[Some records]
+---+

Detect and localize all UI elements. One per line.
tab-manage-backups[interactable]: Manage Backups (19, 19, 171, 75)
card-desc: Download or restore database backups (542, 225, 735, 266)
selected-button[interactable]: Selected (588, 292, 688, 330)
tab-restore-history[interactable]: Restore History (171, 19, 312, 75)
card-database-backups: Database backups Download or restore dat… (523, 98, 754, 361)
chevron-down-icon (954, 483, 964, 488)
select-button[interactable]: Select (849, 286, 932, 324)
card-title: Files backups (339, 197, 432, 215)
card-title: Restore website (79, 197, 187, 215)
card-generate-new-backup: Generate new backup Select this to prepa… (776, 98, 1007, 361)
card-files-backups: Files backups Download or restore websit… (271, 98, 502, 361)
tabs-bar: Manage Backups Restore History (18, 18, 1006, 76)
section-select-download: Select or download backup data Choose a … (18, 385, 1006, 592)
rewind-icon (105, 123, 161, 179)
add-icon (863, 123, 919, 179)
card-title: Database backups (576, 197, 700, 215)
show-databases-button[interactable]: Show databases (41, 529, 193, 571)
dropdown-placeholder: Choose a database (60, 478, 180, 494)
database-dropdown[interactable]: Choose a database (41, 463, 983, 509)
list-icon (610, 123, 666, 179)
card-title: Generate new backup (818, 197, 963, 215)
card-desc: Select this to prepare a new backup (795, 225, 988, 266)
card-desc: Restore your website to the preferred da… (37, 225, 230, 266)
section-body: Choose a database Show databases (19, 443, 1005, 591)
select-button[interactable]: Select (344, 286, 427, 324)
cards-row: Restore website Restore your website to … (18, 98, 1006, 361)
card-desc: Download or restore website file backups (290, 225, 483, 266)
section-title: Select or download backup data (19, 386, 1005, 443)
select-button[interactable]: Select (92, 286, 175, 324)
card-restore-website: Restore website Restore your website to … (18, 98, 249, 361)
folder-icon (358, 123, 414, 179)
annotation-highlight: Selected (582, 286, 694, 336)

+---+

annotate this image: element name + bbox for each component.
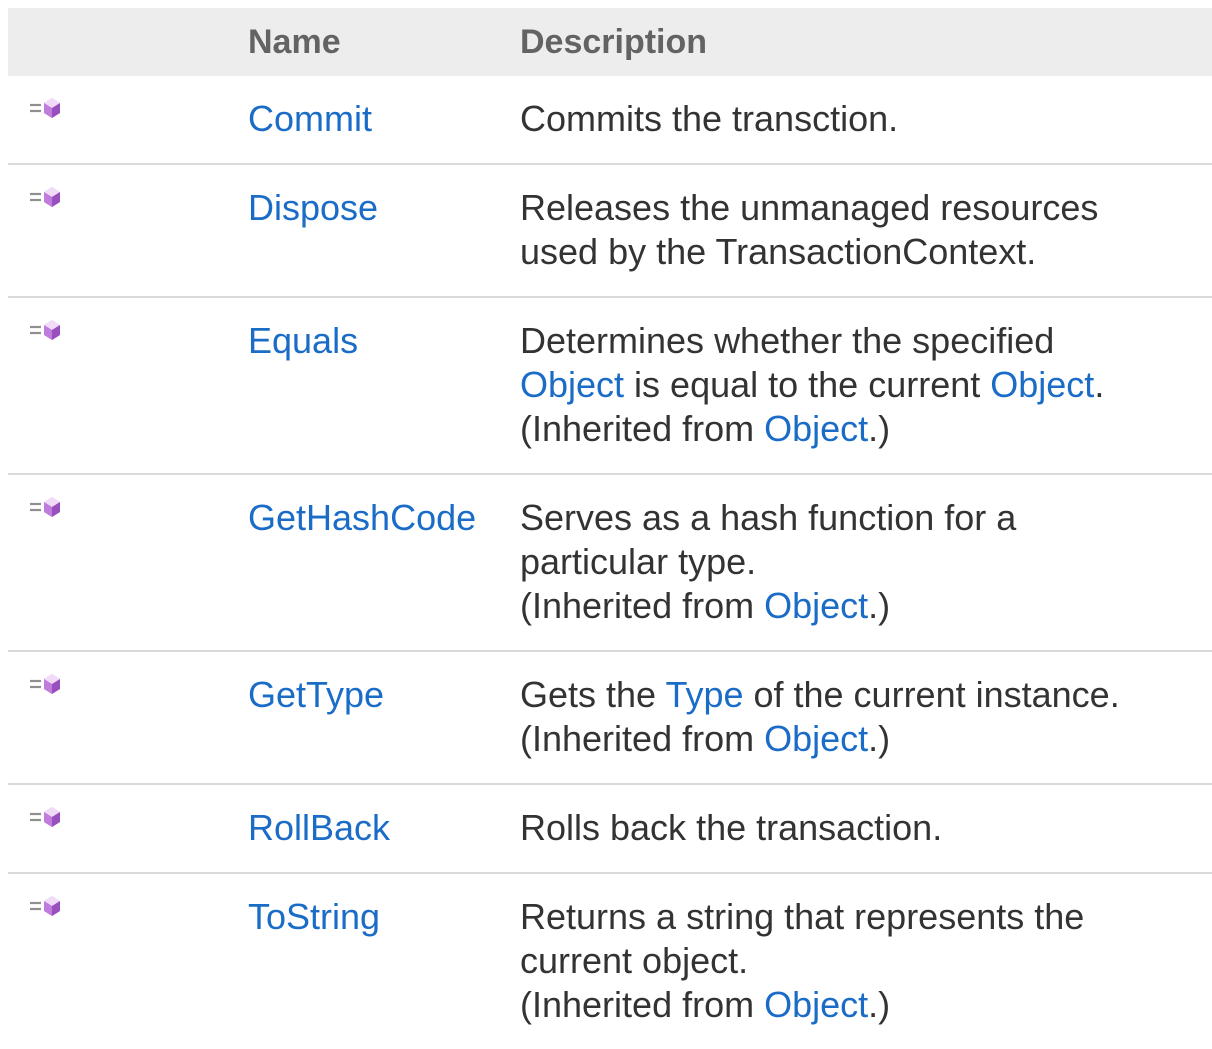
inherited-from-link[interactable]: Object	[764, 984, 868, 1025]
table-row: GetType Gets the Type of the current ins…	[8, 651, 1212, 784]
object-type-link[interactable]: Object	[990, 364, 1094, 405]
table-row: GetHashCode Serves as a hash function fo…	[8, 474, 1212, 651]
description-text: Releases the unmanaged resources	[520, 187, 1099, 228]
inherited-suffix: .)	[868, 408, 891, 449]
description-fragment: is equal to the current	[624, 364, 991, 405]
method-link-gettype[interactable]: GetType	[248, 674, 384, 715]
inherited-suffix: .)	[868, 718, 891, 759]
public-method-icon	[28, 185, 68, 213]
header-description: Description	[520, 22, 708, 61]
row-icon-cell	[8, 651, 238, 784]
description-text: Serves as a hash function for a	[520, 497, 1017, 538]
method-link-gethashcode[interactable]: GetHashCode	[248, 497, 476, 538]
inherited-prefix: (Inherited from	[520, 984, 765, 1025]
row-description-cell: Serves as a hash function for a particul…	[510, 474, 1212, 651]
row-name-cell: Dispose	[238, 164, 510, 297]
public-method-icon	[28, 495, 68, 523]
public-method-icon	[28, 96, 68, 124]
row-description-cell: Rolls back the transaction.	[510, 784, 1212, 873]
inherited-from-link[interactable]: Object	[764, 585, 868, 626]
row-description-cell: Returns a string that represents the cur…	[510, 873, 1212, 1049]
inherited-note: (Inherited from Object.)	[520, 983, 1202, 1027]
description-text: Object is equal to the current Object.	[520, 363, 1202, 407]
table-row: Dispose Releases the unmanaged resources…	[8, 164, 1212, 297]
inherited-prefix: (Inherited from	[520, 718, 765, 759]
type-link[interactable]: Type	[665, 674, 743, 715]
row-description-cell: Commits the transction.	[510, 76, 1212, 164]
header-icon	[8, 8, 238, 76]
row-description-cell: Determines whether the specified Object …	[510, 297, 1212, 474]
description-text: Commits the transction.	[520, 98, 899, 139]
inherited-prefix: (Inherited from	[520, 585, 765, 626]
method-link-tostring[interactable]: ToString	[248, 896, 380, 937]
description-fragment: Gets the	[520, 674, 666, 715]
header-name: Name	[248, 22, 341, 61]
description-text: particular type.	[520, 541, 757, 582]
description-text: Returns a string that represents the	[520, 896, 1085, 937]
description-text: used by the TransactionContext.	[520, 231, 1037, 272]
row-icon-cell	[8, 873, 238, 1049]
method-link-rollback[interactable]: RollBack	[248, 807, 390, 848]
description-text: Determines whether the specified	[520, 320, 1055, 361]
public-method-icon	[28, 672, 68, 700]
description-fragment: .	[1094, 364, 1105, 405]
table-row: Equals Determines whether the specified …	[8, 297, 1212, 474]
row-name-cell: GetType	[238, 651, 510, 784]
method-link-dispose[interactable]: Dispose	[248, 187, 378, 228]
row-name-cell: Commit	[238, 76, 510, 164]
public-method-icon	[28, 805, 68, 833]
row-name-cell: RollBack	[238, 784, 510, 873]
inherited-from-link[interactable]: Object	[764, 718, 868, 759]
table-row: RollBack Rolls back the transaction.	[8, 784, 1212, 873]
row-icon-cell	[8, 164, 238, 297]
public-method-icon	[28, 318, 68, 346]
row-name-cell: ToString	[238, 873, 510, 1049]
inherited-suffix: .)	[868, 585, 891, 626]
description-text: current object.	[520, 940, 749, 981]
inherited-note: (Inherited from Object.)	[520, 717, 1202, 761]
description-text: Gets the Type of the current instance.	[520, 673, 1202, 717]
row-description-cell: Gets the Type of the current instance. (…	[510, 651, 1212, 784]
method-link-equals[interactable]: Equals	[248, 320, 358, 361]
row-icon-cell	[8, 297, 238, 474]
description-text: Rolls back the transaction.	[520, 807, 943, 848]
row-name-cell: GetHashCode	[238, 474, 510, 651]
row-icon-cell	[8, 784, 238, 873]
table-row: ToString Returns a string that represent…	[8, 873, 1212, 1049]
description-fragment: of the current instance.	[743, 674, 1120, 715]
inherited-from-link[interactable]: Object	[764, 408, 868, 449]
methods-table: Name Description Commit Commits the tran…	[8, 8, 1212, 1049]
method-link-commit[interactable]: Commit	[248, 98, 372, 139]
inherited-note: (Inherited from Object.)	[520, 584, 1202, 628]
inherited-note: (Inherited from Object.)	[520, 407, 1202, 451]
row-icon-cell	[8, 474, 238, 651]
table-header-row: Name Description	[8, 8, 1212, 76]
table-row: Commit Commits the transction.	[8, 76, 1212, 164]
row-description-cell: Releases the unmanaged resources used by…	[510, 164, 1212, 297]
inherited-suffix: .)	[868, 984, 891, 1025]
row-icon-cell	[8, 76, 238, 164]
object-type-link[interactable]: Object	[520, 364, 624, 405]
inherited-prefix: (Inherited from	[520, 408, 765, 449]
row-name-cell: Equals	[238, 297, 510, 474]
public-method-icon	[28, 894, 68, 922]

+---+

• _Exercise_: Update the rows from the line with "Detect and localize" up to and including the line with "add-icon (863, 123, 919, 179)" by replacing "card-title" with "card-heading", and leave everything else unchanged.

• _Correct answer_:
Detect and localize all UI elements. One per line.
tab-manage-backups[interactable]: Manage Backups (19, 19, 171, 75)
card-desc: Download or restore database backups (542, 225, 735, 266)
selected-button[interactable]: Selected (588, 292, 688, 330)
tab-restore-history[interactable]: Restore History (171, 19, 312, 75)
card-database-backups: Database backups Download or restore dat… (523, 98, 754, 361)
chevron-down-icon (954, 483, 964, 488)
select-button[interactable]: Select (849, 286, 932, 324)
card-heading: Files backups (339, 197, 432, 215)
card-heading: Restore website (79, 197, 187, 215)
card-generate-new-backup: Generate new backup Select this to prepa… (776, 98, 1007, 361)
card-files-backups: Files backups Download or restore websit… (271, 98, 502, 361)
tabs-bar: Manage Backups Restore History (18, 18, 1006, 76)
section-select-download: Select or download backup data Choose a … (18, 385, 1006, 592)
rewind-icon (105, 123, 161, 179)
add-icon (863, 123, 919, 179)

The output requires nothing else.